Your instructions
Gather each line of the records where "JSON" appears.

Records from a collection

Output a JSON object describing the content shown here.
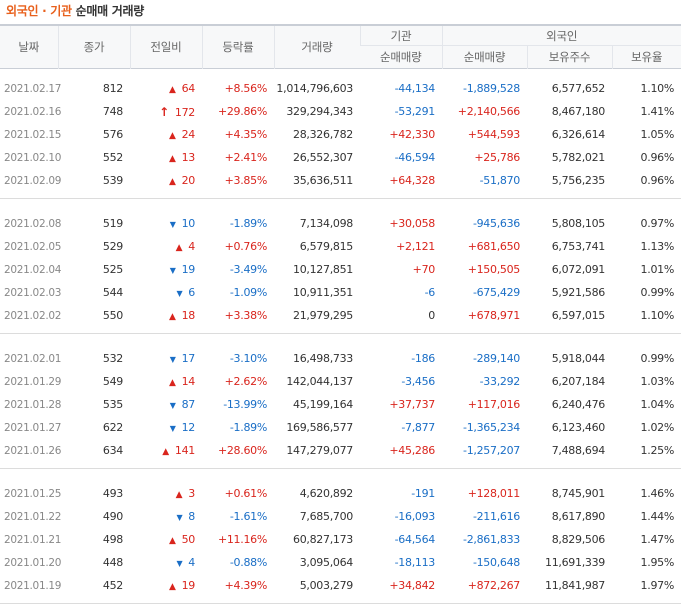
{
  "title": {
    "part1": "외국인 · 기관",
    "part2": "순매매 거래량"
  },
  "header": {
    "date": "날짜",
    "close": "종가",
    "change": "전일비",
    "rate": "등락률",
    "volume": "거래량",
    "institution": "기관",
    "foreign": "외국인",
    "inst_net": "순매매량",
    "foreign_net": "순매매량",
    "foreign_shares": "보유주수",
    "foreign_ratio": "보유율"
  },
  "colors": {
    "up": "#d9251d",
    "down": "#1a6ec6",
    "title_accent": "#e8601c"
  },
  "groups": [
    [
      {
        "date": "2021.02.17",
        "close": "812",
        "dir": "up",
        "change": "64",
        "rate": "+8.56%",
        "volume": "1,014,796,603",
        "inst": "-44,134",
        "foreign": "-1,889,528",
        "shares": "6,577,652",
        "ratio": "1.10%"
      },
      {
        "date": "2021.02.16",
        "close": "748",
        "dir": "limit",
        "change": "172",
        "rate": "+29.86%",
        "volume": "329,294,343",
        "inst": "-53,291",
        "foreign": "+2,140,566",
        "shares": "8,467,180",
        "ratio": "1.41%"
      },
      {
        "date": "2021.02.15",
        "close": "576",
        "dir": "up",
        "change": "24",
        "rate": "+4.35%",
        "volume": "28,326,782",
        "inst": "+42,330",
        "foreign": "+544,593",
        "shares": "6,326,614",
        "ratio": "1.05%"
      },
      {
        "date": "2021.02.10",
        "close": "552",
        "dir": "up",
        "change": "13",
        "rate": "+2.41%",
        "volume": "26,552,307",
        "inst": "-46,594",
        "foreign": "+25,786",
        "shares": "5,782,021",
        "ratio": "0.96%"
      },
      {
        "date": "2021.02.09",
        "close": "539",
        "dir": "up",
        "change": "20",
        "rate": "+3.85%",
        "volume": "35,636,511",
        "inst": "+64,328",
        "foreign": "-51,870",
        "shares": "5,756,235",
        "ratio": "0.96%"
      }
    ],
    [
      {
        "date": "2021.02.08",
        "close": "519",
        "dir": "down",
        "change": "10",
        "rate": "-1.89%",
        "volume": "7,134,098",
        "inst": "+30,058",
        "foreign": "-945,636",
        "shares": "5,808,105",
        "ratio": "0.97%"
      },
      {
        "date": "2021.02.05",
        "close": "529",
        "dir": "up",
        "change": "4",
        "rate": "+0.76%",
        "volume": "6,579,815",
        "inst": "+2,121",
        "foreign": "+681,650",
        "shares": "6,753,741",
        "ratio": "1.13%"
      },
      {
        "date": "2021.02.04",
        "close": "525",
        "dir": "down",
        "change": "19",
        "rate": "-3.49%",
        "volume": "10,127,851",
        "inst": "+70",
        "foreign": "+150,505",
        "shares": "6,072,091",
        "ratio": "1.01%"
      },
      {
        "date": "2021.02.03",
        "close": "544",
        "dir": "down",
        "change": "6",
        "rate": "-1.09%",
        "volume": "10,911,351",
        "inst": "-6",
        "foreign": "-675,429",
        "shares": "5,921,586",
        "ratio": "0.99%"
      },
      {
        "date": "2021.02.02",
        "close": "550",
        "dir": "up",
        "change": "18",
        "rate": "+3.38%",
        "volume": "21,979,295",
        "inst": "0",
        "foreign": "+678,971",
        "shares": "6,597,015",
        "ratio": "1.10%"
      }
    ],
    [
      {
        "date": "2021.02.01",
        "close": "532",
        "dir": "down",
        "change": "17",
        "rate": "-3.10%",
        "volume": "16,498,733",
        "inst": "-186",
        "foreign": "-289,140",
        "shares": "5,918,044",
        "ratio": "0.99%"
      },
      {
        "date": "2021.01.29",
        "close": "549",
        "dir": "up",
        "change": "14",
        "rate": "+2.62%",
        "volume": "142,044,137",
        "inst": "-3,456",
        "foreign": "-33,292",
        "shares": "6,207,184",
        "ratio": "1.03%"
      },
      {
        "date": "2021.01.28",
        "close": "535",
        "dir": "down",
        "change": "87",
        "rate": "-13.99%",
        "volume": "45,199,164",
        "inst": "+37,737",
        "foreign": "+117,016",
        "shares": "6,240,476",
        "ratio": "1.04%"
      },
      {
        "date": "2021.01.27",
        "close": "622",
        "dir": "down",
        "change": "12",
        "rate": "-1.89%",
        "volume": "169,586,577",
        "inst": "-7,877",
        "foreign": "-1,365,234",
        "shares": "6,123,460",
        "ratio": "1.02%"
      },
      {
        "date": "2021.01.26",
        "close": "634",
        "dir": "up",
        "change": "141",
        "rate": "+28.60%",
        "volume": "147,279,077",
        "inst": "+45,286",
        "foreign": "-1,257,207",
        "shares": "7,488,694",
        "ratio": "1.25%"
      }
    ],
    [
      {
        "date": "2021.01.25",
        "close": "493",
        "dir": "up",
        "change": "3",
        "rate": "+0.61%",
        "volume": "4,620,892",
        "inst": "-191",
        "foreign": "+128,011",
        "shares": "8,745,901",
        "ratio": "1.46%"
      },
      {
        "date": "2021.01.22",
        "close": "490",
        "dir": "down",
        "change": "8",
        "rate": "-1.61%",
        "volume": "7,685,700",
        "inst": "-16,093",
        "foreign": "-211,616",
        "shares": "8,617,890",
        "ratio": "1.44%"
      },
      {
        "date": "2021.01.21",
        "close": "498",
        "dir": "up",
        "change": "50",
        "rate": "+11.16%",
        "volume": "60,827,173",
        "inst": "-64,564",
        "foreign": "-2,861,833",
        "shares": "8,829,506",
        "ratio": "1.47%"
      },
      {
        "date": "2021.01.20",
        "close": "448",
        "dir": "down",
        "change": "4",
        "rate": "-0.88%",
        "volume": "3,095,064",
        "inst": "-18,113",
        "foreign": "-150,648",
        "shares": "11,691,339",
        "ratio": "1.95%"
      },
      {
        "date": "2021.01.19",
        "close": "452",
        "dir": "up",
        "change": "19",
        "rate": "+4.39%",
        "volume": "5,003,279",
        "inst": "+34,842",
        "foreign": "+872,267",
        "shares": "11,841,987",
        "ratio": "1.97%"
      }
    ]
  ]
}
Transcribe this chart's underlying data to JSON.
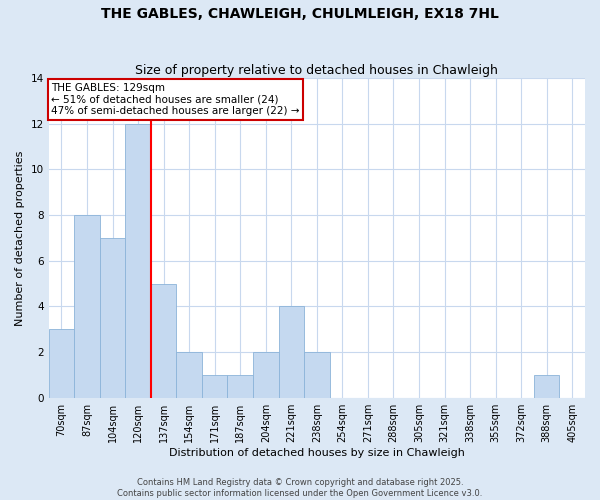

Answer to the problem
Output a JSON object describing the content shown here.
Transcribe this chart's underlying data to JSON.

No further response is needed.